-- begin Records for this exercise --

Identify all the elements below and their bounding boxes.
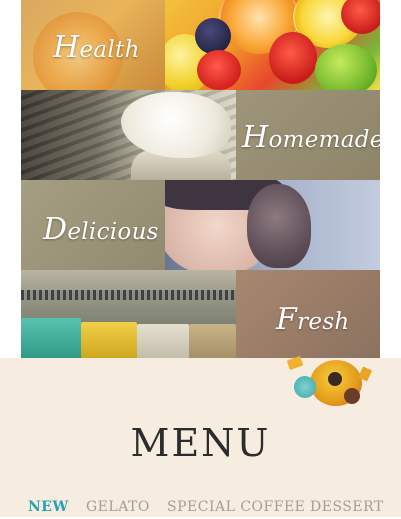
apple-image <box>315 44 377 90</box>
sprinkle-shape <box>286 355 304 371</box>
tile-health[interactable]: Health <box>21 0 165 90</box>
tile-homemade[interactable]: Homemade <box>236 90 380 180</box>
chocolate-scoop-image <box>247 184 311 268</box>
chocolate-chip-shape <box>344 388 360 404</box>
gelato-tub-vanilla <box>137 324 189 358</box>
display-rail-image <box>21 290 236 300</box>
child-eating-gelato-photo <box>165 180 380 270</box>
tile-fresh-label: Fresh <box>276 302 350 337</box>
gelato-display-case-photo <box>21 270 236 358</box>
fruit-photo <box>165 0 380 90</box>
strawberry-image <box>269 32 317 84</box>
menu-heading: MENU <box>130 421 271 465</box>
tile-delicious-label: Delicious <box>43 212 159 247</box>
blackberry-image <box>195 18 231 54</box>
gelato-tub-caramel <box>189 324 236 358</box>
tab-special-coffee[interactable]: SPECIAL COFFEE <box>167 499 305 515</box>
strawberry-image <box>197 50 241 90</box>
tab-dessert[interactable]: DESSERT <box>310 499 384 515</box>
gelato-tub-mint <box>21 318 81 358</box>
hero-photo-grid: Health Homemade Delicious Fresh <box>21 0 380 358</box>
tile-health-label: Health <box>53 30 140 65</box>
scooping-gelato-photo <box>21 90 236 180</box>
tab-new[interactable]: NEW <box>28 499 69 515</box>
tile-fresh[interactable]: Fresh <box>236 270 380 358</box>
gelato-decoration-image <box>286 355 374 414</box>
tile-delicious[interactable]: Delicious <box>21 180 165 270</box>
tab-gelato[interactable]: GELATO <box>86 499 150 515</box>
gelato-tub-yellow <box>81 322 137 358</box>
mint-drop-shape <box>294 376 316 398</box>
menu-tabs: NEW GELATO SPECIAL COFFEE DESSERT <box>0 499 401 519</box>
chocolate-chip-shape <box>328 372 342 386</box>
tile-homemade-label: Homemade <box>242 120 380 155</box>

-- end Records for this exercise --

# Required task
Write out every line above character for character, leaving out the picture.

# Response to this exercise
Identify all the elements below and their bounding boxes.
apple-image <box>315 44 377 90</box>
sprinkle-shape <box>286 355 304 371</box>
tile-health[interactable]: Health <box>21 0 165 90</box>
tile-homemade[interactable]: Homemade <box>236 90 380 180</box>
chocolate-scoop-image <box>247 184 311 268</box>
chocolate-chip-shape <box>344 388 360 404</box>
gelato-tub-vanilla <box>137 324 189 358</box>
display-rail-image <box>21 290 236 300</box>
child-eating-gelato-photo <box>165 180 380 270</box>
tile-fresh-label: Fresh <box>276 302 350 337</box>
gelato-display-case-photo <box>21 270 236 358</box>
fruit-photo <box>165 0 380 90</box>
strawberry-image <box>269 32 317 84</box>
menu-heading: MENU <box>130 421 271 465</box>
tile-delicious-label: Delicious <box>43 212 159 247</box>
blackberry-image <box>195 18 231 54</box>
gelato-tub-caramel <box>189 324 236 358</box>
tab-special-coffee[interactable]: SPECIAL COFFEE <box>167 499 305 515</box>
strawberry-image <box>197 50 241 90</box>
tab-dessert[interactable]: DESSERT <box>310 499 384 515</box>
gelato-tub-mint <box>21 318 81 358</box>
hero-photo-grid: Health Homemade Delicious Fresh <box>21 0 380 358</box>
tile-health-label: Health <box>53 30 140 65</box>
scooping-gelato-photo <box>21 90 236 180</box>
tab-new[interactable]: NEW <box>28 499 69 515</box>
tile-fresh[interactable]: Fresh <box>236 270 380 358</box>
gelato-decoration-image <box>286 355 374 414</box>
tile-delicious[interactable]: Delicious <box>21 180 165 270</box>
tab-gelato[interactable]: GELATO <box>86 499 150 515</box>
gelato-tub-yellow <box>81 322 137 358</box>
mint-drop-shape <box>294 376 316 398</box>
menu-tabs: NEW GELATO SPECIAL COFFEE DESSERT <box>0 499 401 519</box>
chocolate-chip-shape <box>328 372 342 386</box>
tile-homemade-label: Homemade <box>242 120 380 155</box>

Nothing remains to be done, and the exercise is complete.